Do this:
Repeat every entry word for word, but leave the images out of your copy.

Stored items from a collection:
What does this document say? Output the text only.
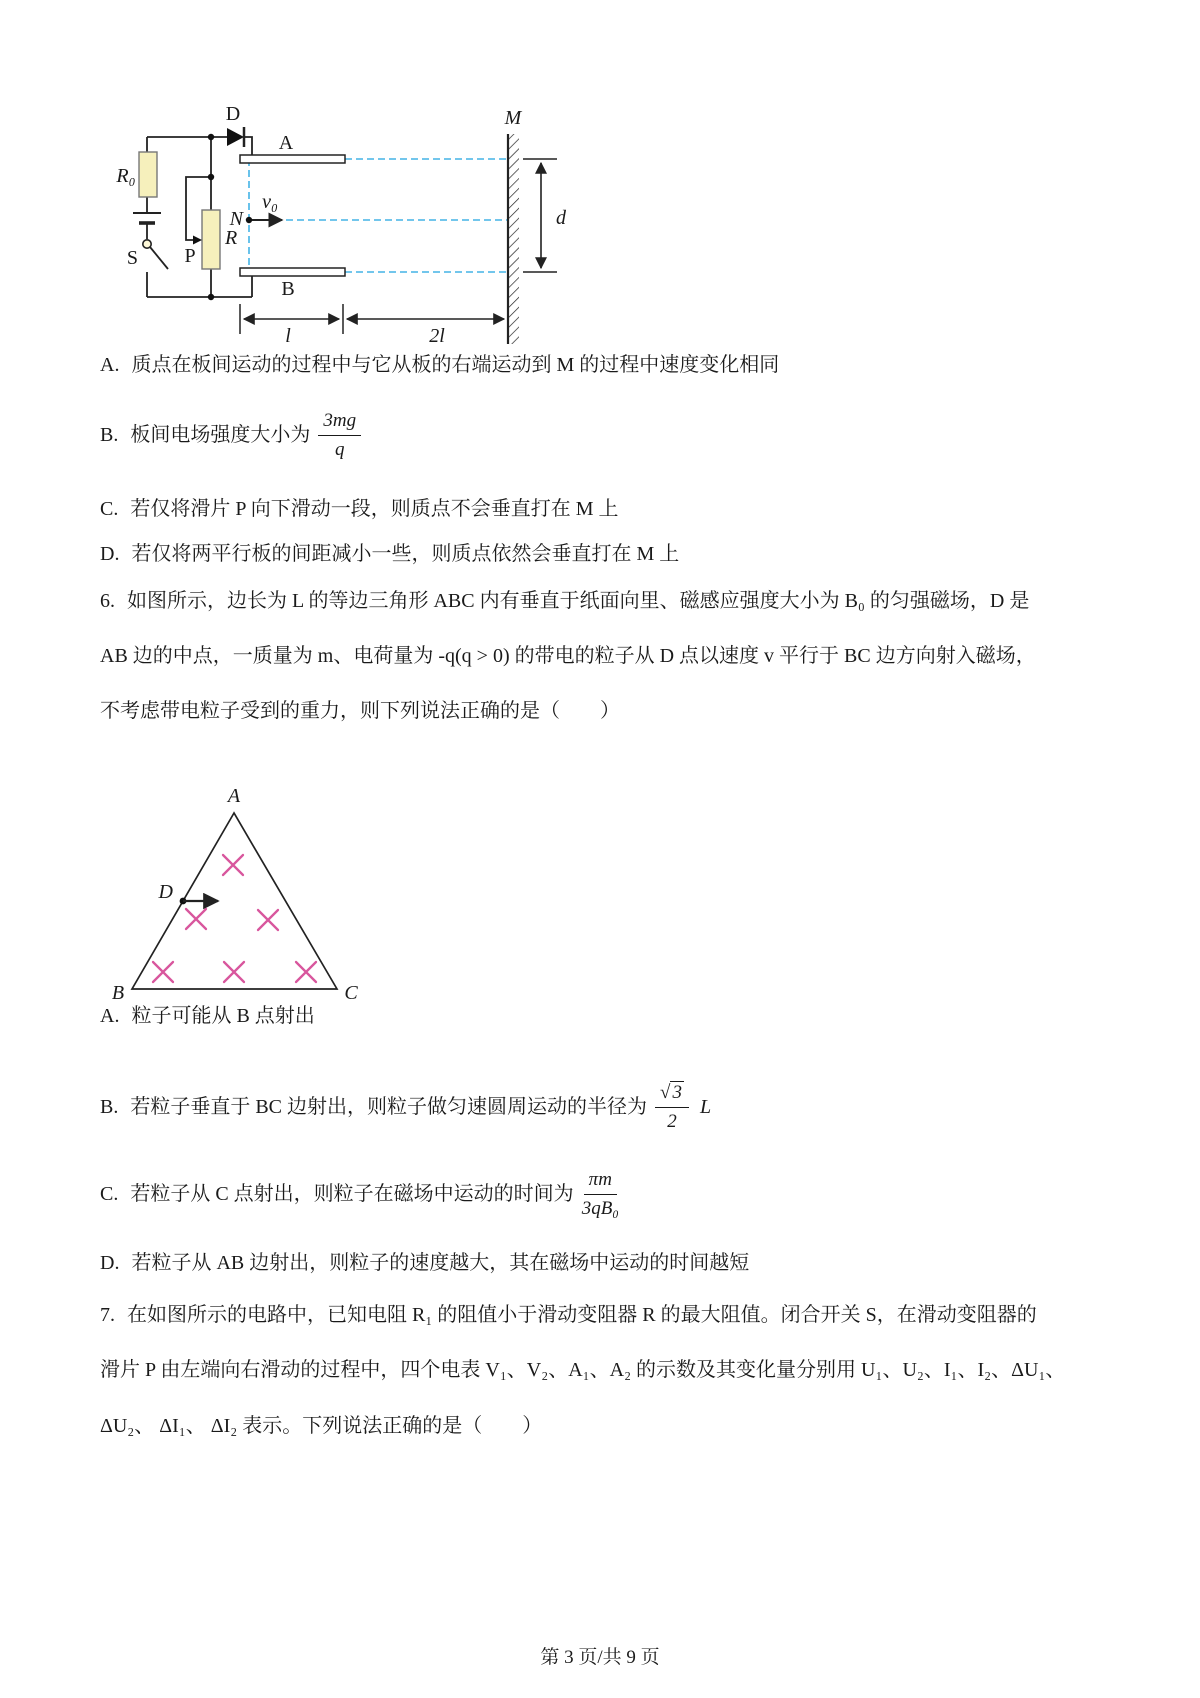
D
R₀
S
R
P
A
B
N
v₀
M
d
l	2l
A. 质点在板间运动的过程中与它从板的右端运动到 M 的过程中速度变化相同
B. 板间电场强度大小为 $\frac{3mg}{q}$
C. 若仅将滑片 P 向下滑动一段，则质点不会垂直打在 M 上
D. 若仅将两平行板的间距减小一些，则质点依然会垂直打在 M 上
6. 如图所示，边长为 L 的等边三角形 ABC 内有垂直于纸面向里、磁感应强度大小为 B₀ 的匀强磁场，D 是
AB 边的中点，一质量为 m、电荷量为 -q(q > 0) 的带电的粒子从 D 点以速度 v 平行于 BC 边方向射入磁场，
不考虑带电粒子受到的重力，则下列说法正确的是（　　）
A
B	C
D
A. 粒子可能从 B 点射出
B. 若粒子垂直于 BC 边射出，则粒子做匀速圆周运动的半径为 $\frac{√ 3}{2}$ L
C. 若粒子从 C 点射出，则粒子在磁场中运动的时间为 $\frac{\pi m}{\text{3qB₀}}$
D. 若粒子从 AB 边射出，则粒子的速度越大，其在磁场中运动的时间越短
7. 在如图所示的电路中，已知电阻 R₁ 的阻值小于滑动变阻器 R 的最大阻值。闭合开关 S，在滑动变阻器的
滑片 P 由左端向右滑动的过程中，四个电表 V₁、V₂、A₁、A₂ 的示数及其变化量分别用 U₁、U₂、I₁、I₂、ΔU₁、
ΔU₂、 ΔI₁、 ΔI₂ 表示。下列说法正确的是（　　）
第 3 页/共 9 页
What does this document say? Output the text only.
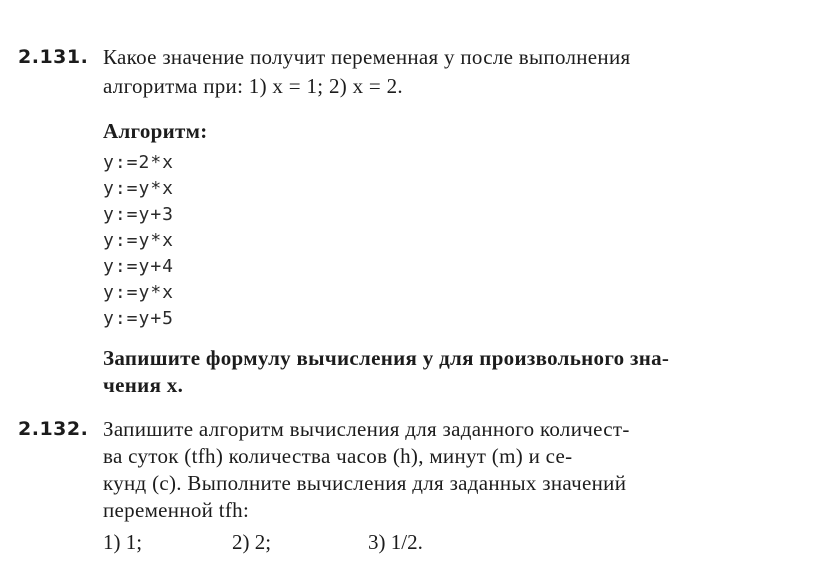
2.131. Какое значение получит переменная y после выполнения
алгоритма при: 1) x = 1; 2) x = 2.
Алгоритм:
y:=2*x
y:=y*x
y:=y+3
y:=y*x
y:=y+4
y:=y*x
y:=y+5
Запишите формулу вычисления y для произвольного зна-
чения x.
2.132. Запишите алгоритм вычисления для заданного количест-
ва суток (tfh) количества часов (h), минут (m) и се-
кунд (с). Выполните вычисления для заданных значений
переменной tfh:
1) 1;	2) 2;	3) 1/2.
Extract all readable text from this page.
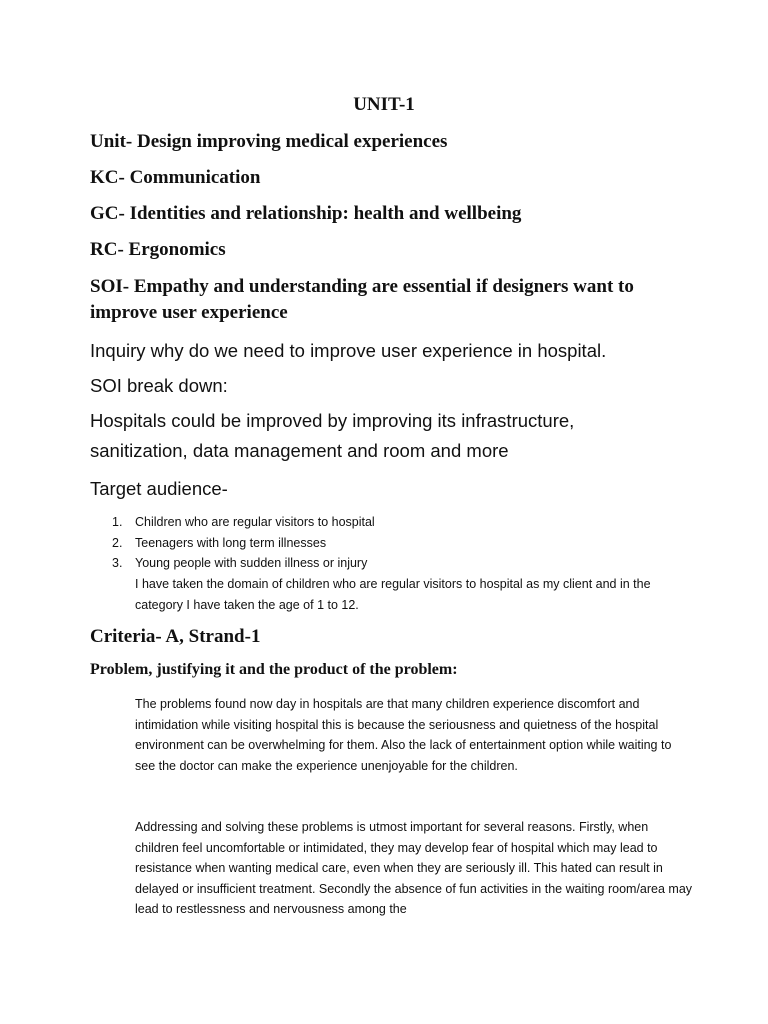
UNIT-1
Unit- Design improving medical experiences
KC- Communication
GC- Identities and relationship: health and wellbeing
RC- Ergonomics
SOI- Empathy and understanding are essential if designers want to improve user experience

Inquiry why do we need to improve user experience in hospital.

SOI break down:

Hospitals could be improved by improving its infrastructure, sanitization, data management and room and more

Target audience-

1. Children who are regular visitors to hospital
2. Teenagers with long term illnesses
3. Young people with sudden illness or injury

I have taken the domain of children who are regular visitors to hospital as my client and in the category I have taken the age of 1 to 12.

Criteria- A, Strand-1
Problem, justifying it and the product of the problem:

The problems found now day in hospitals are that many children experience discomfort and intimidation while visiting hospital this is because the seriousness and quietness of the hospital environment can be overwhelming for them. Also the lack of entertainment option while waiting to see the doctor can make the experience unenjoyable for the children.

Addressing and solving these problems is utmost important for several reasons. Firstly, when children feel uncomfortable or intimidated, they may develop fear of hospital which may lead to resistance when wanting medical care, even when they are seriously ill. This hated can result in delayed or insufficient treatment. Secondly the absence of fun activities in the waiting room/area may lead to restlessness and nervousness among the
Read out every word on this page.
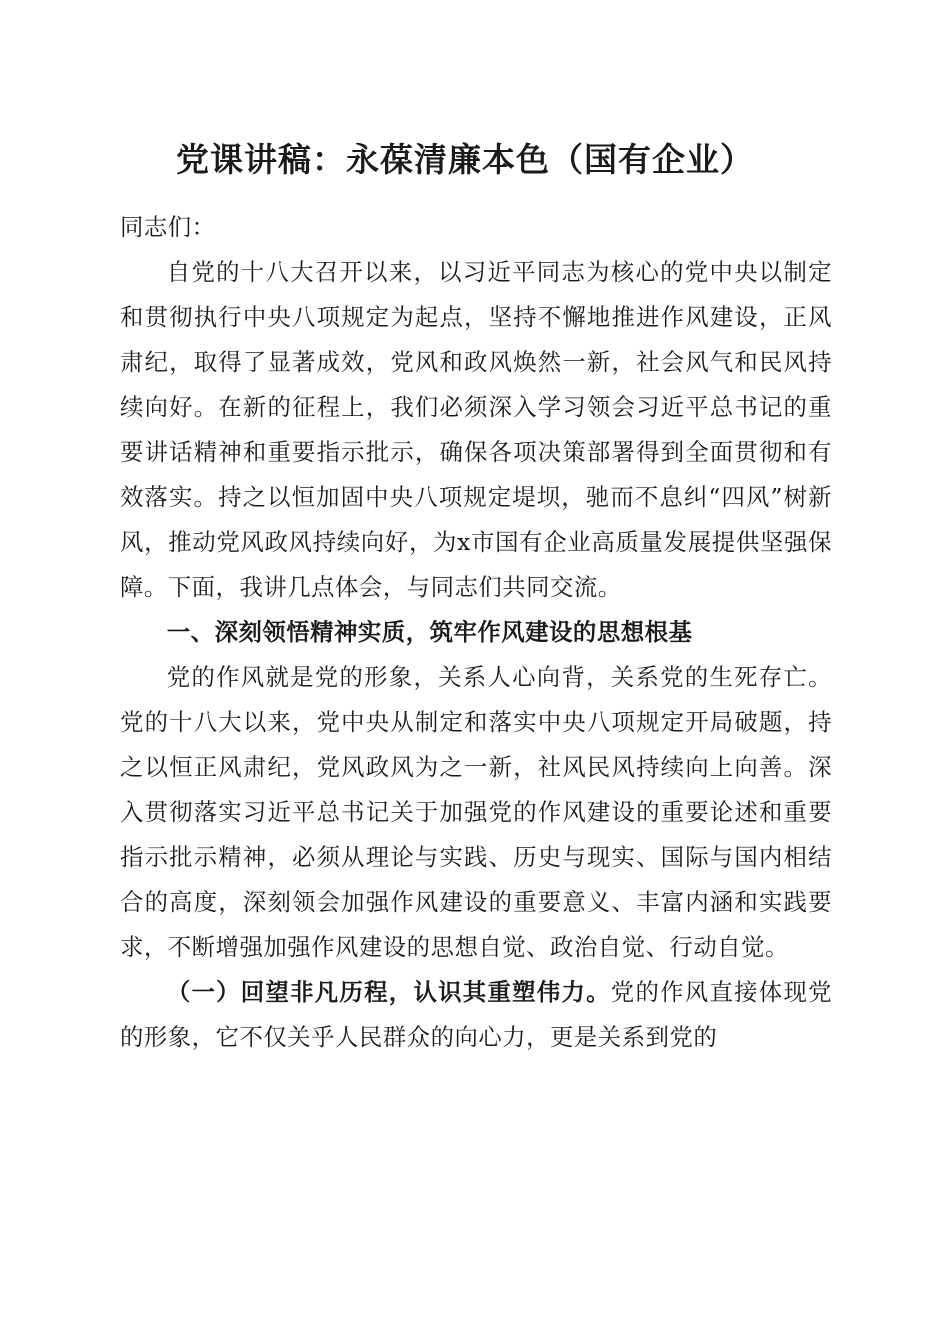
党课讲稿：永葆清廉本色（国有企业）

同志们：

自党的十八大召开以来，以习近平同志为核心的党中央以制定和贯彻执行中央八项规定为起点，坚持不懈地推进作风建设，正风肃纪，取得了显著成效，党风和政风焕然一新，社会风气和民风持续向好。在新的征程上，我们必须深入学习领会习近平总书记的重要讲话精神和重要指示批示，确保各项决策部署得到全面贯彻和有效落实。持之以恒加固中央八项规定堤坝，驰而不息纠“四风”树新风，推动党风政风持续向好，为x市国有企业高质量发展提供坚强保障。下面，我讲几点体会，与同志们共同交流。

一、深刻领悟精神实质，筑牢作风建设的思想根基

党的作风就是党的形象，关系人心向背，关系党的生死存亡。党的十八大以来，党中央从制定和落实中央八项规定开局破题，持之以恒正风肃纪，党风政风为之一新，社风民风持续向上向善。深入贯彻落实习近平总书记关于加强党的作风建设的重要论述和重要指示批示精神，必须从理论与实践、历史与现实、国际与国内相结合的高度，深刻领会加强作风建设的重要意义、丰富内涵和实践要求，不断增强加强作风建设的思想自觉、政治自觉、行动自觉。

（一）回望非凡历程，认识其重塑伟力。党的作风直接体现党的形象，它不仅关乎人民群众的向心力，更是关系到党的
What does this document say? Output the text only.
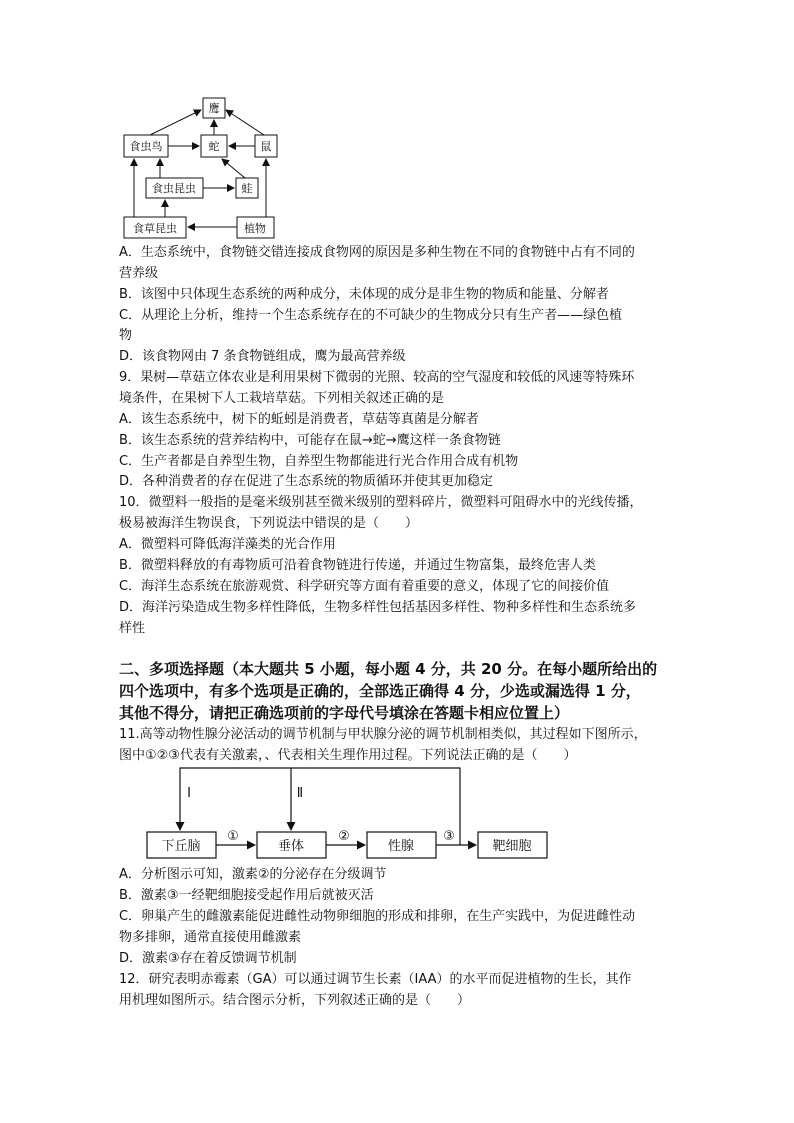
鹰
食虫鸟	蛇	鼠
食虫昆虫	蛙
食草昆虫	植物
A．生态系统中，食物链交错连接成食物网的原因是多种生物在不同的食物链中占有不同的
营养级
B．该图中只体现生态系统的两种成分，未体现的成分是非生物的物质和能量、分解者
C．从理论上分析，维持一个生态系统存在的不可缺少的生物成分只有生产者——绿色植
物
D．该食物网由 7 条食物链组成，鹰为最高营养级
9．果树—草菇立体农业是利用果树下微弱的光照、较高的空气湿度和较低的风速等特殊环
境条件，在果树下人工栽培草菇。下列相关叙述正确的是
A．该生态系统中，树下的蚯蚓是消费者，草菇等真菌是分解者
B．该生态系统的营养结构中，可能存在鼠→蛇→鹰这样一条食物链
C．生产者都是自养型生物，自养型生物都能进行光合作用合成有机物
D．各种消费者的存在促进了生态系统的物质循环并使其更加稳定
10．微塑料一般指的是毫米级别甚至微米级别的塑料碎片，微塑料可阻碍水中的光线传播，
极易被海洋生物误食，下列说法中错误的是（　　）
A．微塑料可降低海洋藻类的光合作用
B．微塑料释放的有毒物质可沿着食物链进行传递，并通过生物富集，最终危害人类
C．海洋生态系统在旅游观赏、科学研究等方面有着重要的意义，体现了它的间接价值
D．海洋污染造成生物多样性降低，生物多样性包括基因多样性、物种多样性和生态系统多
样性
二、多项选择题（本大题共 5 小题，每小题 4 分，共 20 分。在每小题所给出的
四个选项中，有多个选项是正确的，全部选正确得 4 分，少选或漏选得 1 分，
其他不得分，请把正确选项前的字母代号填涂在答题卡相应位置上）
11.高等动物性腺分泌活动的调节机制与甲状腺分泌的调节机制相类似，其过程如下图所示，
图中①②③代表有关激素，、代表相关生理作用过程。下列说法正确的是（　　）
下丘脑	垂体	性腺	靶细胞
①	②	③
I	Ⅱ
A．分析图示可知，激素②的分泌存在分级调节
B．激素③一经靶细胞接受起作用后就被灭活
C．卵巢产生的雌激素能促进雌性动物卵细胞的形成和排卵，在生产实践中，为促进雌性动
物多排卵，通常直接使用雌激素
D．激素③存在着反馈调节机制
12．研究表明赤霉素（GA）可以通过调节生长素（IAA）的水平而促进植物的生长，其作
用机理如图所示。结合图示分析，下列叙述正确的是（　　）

Answer to this problem:
What does this document say? Output the text only.
D
R₀
S
R
P
A
B
N
v₀
M
d
l	2l
A. 质点在板间运动的过程中与它从板的右端运动到 M 的过程中速度变化相同
B. 板间电场强度大小为 $\frac{3mg}{q}$
C. 若仅将滑片 P 向下滑动一段，则质点不会垂直打在 M 上
D. 若仅将两平行板的间距减小一些，则质点依然会垂直打在 M 上
6. 如图所示，边长为 L 的等边三角形 ABC 内有垂直于纸面向里、磁感应强度大小为 B₀ 的匀强磁场，D 是
AB 边的中点，一质量为 m、电荷量为 -q(q > 0) 的带电的粒子从 D 点以速度 v 平行于 BC 边方向射入磁场，
不考虑带电粒子受到的重力，则下列说法正确的是（　　）
A
B	C
D
A. 粒子可能从 B 点射出
B. 若粒子垂直于 BC 边射出，则粒子做匀速圆周运动的半径为 $\frac{√ 3}{2}$ L
C. 若粒子从 C 点射出，则粒子在磁场中运动的时间为 $\frac{\pi m}{\text{3qB₀}}$
D. 若粒子从 AB 边射出，则粒子的速度越大，其在磁场中运动的时间越短
7. 在如图所示的电路中，已知电阻 R₁ 的阻值小于滑动变阻器 R 的最大阻值。闭合开关 S，在滑动变阻器的
滑片 P 由左端向右滑动的过程中，四个电表 V₁、V₂、A₁、A₂ 的示数及其变化量分别用 U₁、U₂、I₁、I₂、ΔU₁、
ΔU₂、 ΔI₁、 ΔI₂ 表示。下列说法正确的是（　　）
第 3 页/共 9 页
What does this document say? Output the text only.
2.131. Какое значение получит переменная y после выполнения
алгоритма при: 1) x = 1; 2) x = 2.
Алгоритм:
y:=2*x
y:=y*x
y:=y+3
y:=y*x
y:=y+4
y:=y*x
y:=y+5
Запишите формулу вычисления y для произвольного зна-
чения x.
2.132. Запишите алгоритм вычисления для заданного количест-
ва суток (tfh) количества часов (h), минут (m) и се-
кунд (с). Выполните вычисления для заданных значений
переменной tfh:
1) 1;	2) 2;	3) 1/2.
Extract all readable text from this page.
UNIT-1
Unit- Design improving medical experiences
KC- Communication
GC- Identities and relationship: health and wellbeing
RC- Ergonomics
SOI- Empathy and understanding are essential if designers want to improve user experience

Inquiry why do we need to improve user experience in hospital.

SOI break down:

Hospitals could be improved by improving its infrastructure, sanitization, data management and room and more

Target audience-

1. Children who are regular visitors to hospital
2. Teenagers with long term illnesses
3. Young people with sudden illness or injury

I have taken the domain of children who are regular visitors to hospital as my client and in the category I have taken the age of 1 to 12.

Criteria- A, Strand-1
Problem, justifying it and the product of the problem:

The problems found now day in hospitals are that many children experience discomfort and intimidation while visiting hospital this is because the seriousness and quietness of the hospital environment can be overwhelming for them. Also the lack of entertainment option while waiting to see the doctor can make the experience unenjoyable for the children.

Addressing and solving these problems is utmost important for several reasons. Firstly, when children feel uncomfortable or intimidated, they may develop fear of hospital which may lead to resistance when wanting medical care, even when they are seriously ill. This hated can result in delayed or insufficient treatment. Secondly the absence of fun activities in the waiting room/area may lead to restlessness and nervousness among the
Read out every word on this page.
党课讲稿：永葆清廉本色（国有企业）

同志们：

自党的十八大召开以来，以习近平同志为核心的党中央以制定和贯彻执行中央八项规定为起点，坚持不懈地推进作风建设，正风肃纪，取得了显著成效，党风和政风焕然一新，社会风气和民风持续向好。在新的征程上，我们必须深入学习领会习近平总书记的重要讲话精神和重要指示批示，确保各项决策部署得到全面贯彻和有效落实。持之以恒加固中央八项规定堤坝，驰而不息纠“四风”树新风，推动党风政风持续向好，为x市国有企业高质量发展提供坚强保障。下面，我讲几点体会，与同志们共同交流。

一、深刻领悟精神实质，筑牢作风建设的思想根基

党的作风就是党的形象，关系人心向背，关系党的生死存亡。党的十八大以来，党中央从制定和落实中央八项规定开局破题，持之以恒正风肃纪，党风政风为之一新，社风民风持续向上向善。深入贯彻落实习近平总书记关于加强党的作风建设的重要论述和重要指示批示精神，必须从理论与实践、历史与现实、国际与国内相结合的高度，深刻领会加强作风建设的重要意义、丰富内涵和实践要求，不断增强加强作风建设的思想自觉、政治自觉、行动自觉。

（一）回望非凡历程，认识其重塑伟力。党的作风直接体现党的形象，它不仅关乎人民群众的向心力，更是关系到党的
What does this document say? Output the text only.
鹰
食虫鸟	蛇	鼠
食虫昆虫	蛙
食草昆虫	植物
A．生态系统中，食物链交错连接成食物网的原因是多种生物在不同的食物链中占有不同的
营养级
B．该图中只体现生态系统的两种成分，未体现的成分是非生物的物质和能量、分解者
C．从理论上分析，维持一个生态系统存在的不可缺少的生物成分只有生产者——绿色植
物
D．该食物网由 7 条食物链组成，鹰为最高营养级
9．果树—草菇立体农业是利用果树下微弱的光照、较高的空气湿度和较低的风速等特殊环
境条件，在果树下人工栽培草菇。下列相关叙述正确的是
A．该生态系统中，树下的蚯蚓是消费者，草菇等真菌是分解者
B．该生态系统的营养结构中，可能存在鼠→蛇→鹰这样一条食物链
C．生产者都是自养型生物，自养型生物都能进行光合作用合成有机物
D．各种消费者的存在促进了生态系统的物质循环并使其更加稳定
10．微塑料一般指的是毫米级别甚至微米级别的塑料碎片，微塑料可阻碍水中的光线传播，
极易被海洋生物误食，下列说法中错误的是（　　）
A．微塑料可降低海洋藻类的光合作用
B．微塑料释放的有毒物质可沿着食物链进行传递，并通过生物富集，最终危害人类
C．海洋生态系统在旅游观赏、科学研究等方面有着重要的意义，体现了它的间接价值
D．海洋污染造成生物多样性降低，生物多样性包括基因多样性、物种多样性和生态系统多
样性
二、多项选择题（本大题共 5 小题，每小题 4 分，共 20 分。在每小题所给出的
四个选项中，有多个选项是正确的，全部选正确得 4 分，少选或漏选得 1 分，
其他不得分，请把正确选项前的字母代号填涂在答题卡相应位置上）
11.高等动物性腺分泌活动的调节机制与甲状腺分泌的调节机制相类似，其过程如下图所示，
图中①②③代表有关激素，、代表相关生理作用过程。下列说法正确的是（　　）
下丘脑	垂体	性腺	靶细胞
①	②	③
I	Ⅱ
A．分析图示可知，激素②的分泌存在分级调节
B．激素③一经靶细胞接受起作用后就被灭活
C．卵巢产生的雌激素能促进雌性动物卵细胞的形成和排卵，在生产实践中，为促进雌性动
物多排卵，通常直接使用雌激素
D．激素③存在着反馈调节机制
12．研究表明赤霉素（GA）可以通过调节生长素（IAA）的水平而促进植物的生长，其作
用机理如图所示。结合图示分析，下列叙述正确的是（　　）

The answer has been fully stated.